*Description of the task*:
Using the data below, gather each line that includes the word "true".
begin Provided data
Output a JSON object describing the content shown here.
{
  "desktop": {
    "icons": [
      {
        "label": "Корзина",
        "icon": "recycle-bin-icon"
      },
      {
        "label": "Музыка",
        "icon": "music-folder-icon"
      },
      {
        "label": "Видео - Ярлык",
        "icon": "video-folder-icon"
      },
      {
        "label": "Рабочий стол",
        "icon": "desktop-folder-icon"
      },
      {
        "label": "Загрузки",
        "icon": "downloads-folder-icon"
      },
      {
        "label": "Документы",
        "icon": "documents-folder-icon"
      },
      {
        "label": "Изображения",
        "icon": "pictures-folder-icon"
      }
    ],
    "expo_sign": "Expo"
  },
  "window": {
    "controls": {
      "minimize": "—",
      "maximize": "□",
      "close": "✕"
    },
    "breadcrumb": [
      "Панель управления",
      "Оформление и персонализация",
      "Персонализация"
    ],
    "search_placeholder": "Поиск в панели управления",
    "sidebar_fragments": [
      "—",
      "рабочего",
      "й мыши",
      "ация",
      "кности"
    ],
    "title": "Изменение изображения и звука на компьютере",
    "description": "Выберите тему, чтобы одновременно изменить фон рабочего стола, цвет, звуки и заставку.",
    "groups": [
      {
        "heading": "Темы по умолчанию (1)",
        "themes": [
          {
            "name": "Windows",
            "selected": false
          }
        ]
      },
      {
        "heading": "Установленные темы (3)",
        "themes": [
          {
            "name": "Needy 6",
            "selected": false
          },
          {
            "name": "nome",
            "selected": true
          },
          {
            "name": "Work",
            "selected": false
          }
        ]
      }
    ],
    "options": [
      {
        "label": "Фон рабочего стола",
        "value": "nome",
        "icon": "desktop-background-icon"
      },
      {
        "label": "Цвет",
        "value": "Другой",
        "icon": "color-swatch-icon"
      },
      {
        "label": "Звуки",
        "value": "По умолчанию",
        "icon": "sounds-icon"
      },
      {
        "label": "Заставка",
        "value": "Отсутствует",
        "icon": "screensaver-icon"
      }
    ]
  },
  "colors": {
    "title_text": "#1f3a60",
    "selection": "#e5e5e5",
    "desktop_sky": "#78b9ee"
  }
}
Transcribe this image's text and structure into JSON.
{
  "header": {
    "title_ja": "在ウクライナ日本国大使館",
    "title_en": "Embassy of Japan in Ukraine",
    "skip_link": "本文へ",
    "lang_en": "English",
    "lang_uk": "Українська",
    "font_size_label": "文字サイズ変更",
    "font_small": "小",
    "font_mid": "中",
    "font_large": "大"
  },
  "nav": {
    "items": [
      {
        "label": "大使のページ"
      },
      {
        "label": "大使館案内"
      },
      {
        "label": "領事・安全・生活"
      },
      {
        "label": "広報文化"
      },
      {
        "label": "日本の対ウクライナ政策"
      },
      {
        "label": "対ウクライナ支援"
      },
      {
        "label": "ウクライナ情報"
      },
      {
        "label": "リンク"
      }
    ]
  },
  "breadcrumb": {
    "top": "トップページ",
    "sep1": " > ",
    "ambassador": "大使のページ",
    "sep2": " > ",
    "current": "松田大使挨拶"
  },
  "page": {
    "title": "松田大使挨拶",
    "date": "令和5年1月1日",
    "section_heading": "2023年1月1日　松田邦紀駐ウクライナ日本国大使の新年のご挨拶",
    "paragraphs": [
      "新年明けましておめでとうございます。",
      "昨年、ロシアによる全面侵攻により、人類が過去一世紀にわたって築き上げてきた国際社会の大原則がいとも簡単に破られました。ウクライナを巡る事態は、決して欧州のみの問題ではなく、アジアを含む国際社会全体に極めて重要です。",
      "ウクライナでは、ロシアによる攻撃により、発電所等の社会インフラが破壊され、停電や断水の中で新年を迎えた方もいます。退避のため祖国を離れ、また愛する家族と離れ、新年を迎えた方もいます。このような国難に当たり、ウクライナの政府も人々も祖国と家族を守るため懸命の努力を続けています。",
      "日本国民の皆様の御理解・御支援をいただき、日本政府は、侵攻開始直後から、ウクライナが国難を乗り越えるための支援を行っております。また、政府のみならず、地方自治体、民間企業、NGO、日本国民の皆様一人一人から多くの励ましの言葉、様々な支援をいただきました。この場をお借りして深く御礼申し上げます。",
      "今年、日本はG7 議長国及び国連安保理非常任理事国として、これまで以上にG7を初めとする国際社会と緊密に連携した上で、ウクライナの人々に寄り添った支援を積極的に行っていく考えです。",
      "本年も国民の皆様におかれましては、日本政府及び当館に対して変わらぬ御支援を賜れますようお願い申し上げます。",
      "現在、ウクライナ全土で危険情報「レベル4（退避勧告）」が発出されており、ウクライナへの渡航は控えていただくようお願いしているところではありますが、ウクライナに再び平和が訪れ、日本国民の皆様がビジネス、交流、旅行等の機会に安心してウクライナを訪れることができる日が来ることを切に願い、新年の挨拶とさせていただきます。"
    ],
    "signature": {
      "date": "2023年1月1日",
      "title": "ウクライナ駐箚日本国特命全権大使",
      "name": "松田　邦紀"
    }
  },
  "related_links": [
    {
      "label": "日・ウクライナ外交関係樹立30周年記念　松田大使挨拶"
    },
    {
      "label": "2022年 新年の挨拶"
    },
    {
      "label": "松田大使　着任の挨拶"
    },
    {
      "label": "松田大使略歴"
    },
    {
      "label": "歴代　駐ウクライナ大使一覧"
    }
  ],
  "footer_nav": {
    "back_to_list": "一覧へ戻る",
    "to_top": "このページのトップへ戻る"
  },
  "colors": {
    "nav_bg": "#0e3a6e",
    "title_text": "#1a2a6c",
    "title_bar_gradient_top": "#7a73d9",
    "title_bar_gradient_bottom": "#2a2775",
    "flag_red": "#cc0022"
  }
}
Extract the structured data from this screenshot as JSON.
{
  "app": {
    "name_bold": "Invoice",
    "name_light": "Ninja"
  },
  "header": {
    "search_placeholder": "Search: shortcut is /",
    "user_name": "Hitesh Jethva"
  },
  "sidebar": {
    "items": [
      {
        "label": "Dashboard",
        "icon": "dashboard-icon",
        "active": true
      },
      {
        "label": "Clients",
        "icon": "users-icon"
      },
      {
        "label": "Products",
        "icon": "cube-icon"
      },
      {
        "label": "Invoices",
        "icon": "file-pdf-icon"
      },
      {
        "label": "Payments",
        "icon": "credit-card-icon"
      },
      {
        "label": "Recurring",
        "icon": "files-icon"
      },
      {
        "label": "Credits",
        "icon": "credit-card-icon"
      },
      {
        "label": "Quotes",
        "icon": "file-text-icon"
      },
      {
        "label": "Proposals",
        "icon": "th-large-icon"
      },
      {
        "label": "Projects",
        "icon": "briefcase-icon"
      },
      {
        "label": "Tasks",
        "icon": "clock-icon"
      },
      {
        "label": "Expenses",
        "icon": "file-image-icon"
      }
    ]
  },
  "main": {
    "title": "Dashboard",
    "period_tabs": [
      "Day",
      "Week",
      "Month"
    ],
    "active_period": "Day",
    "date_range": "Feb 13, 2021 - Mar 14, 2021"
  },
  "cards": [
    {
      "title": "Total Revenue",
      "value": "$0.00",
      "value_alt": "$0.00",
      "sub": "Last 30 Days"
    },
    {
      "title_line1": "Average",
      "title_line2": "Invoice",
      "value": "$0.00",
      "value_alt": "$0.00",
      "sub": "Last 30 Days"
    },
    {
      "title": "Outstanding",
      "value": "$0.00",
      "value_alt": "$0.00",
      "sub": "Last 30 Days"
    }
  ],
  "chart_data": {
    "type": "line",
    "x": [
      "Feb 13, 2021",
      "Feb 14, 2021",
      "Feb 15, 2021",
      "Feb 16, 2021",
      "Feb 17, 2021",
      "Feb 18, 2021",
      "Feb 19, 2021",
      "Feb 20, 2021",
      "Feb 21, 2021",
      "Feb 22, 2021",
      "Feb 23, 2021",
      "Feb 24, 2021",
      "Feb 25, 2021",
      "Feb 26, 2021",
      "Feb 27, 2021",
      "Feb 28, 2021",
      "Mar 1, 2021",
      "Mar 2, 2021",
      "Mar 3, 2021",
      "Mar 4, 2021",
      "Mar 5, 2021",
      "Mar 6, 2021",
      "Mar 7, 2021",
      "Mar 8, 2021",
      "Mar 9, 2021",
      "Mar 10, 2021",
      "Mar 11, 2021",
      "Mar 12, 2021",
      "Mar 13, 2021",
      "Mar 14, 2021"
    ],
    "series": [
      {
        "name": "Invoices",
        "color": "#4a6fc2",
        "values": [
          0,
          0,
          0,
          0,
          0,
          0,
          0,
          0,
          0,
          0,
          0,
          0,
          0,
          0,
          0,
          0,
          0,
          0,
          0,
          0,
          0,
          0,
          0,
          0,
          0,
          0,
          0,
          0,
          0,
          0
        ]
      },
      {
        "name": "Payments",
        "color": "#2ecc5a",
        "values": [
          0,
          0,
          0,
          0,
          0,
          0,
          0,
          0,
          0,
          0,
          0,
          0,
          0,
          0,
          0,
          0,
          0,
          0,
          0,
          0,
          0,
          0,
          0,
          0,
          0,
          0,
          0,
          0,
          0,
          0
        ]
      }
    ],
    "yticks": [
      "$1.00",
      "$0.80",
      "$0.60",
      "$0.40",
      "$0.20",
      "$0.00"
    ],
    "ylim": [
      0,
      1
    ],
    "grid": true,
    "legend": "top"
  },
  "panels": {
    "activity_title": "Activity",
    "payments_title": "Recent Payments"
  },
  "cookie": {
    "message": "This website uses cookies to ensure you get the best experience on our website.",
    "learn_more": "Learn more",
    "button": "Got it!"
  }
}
end Provided data
*Exercise result*:
            "selected": true
        "active": true
    "grid": true,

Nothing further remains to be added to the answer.